To do
Find how many lines contain the word "title" and state that number alone.

Records for the exercise

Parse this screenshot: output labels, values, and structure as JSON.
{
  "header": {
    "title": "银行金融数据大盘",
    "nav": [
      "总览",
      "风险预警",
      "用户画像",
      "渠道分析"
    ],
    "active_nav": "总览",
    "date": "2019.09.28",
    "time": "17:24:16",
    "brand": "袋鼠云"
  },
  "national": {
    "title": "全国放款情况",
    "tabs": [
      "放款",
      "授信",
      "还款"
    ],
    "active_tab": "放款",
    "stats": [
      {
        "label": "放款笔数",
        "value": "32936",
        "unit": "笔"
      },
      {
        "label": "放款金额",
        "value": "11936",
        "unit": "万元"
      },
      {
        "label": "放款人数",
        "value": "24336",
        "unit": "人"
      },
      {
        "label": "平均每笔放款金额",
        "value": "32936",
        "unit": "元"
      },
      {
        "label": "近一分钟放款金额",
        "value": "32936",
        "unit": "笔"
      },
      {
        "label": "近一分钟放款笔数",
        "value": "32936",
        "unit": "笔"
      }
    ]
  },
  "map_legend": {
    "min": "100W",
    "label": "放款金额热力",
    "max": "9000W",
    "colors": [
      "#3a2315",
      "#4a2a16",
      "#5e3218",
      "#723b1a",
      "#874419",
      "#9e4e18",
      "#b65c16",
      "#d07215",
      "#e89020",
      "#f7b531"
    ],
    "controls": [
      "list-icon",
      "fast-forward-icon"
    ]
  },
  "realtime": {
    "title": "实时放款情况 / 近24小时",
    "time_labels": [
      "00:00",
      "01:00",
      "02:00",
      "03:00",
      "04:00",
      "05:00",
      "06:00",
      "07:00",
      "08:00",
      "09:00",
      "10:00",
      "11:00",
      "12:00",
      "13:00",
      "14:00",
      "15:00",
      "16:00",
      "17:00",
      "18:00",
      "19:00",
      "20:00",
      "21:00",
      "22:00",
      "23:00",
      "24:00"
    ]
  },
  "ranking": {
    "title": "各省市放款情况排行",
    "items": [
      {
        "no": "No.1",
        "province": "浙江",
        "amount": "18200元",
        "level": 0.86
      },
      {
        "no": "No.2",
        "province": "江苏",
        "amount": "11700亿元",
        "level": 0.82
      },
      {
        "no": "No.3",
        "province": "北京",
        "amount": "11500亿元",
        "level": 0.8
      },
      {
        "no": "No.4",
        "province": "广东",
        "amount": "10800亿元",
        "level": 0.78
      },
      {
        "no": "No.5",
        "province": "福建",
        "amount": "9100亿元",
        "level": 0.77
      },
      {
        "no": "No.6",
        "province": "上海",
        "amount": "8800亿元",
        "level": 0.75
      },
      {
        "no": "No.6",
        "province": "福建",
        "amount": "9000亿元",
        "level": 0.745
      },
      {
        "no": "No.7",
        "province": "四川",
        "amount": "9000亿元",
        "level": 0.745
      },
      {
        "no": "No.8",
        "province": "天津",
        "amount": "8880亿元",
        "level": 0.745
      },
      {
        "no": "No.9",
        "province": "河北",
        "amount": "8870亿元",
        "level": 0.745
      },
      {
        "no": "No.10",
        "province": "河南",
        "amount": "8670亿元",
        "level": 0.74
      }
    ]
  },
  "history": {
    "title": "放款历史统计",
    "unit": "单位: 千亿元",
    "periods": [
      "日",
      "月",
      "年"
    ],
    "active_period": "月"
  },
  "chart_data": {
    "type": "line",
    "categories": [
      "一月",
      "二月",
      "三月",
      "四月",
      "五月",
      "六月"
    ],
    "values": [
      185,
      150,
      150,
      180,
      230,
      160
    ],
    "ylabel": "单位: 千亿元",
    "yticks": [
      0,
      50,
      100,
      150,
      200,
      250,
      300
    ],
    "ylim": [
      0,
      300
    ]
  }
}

Worked answer
5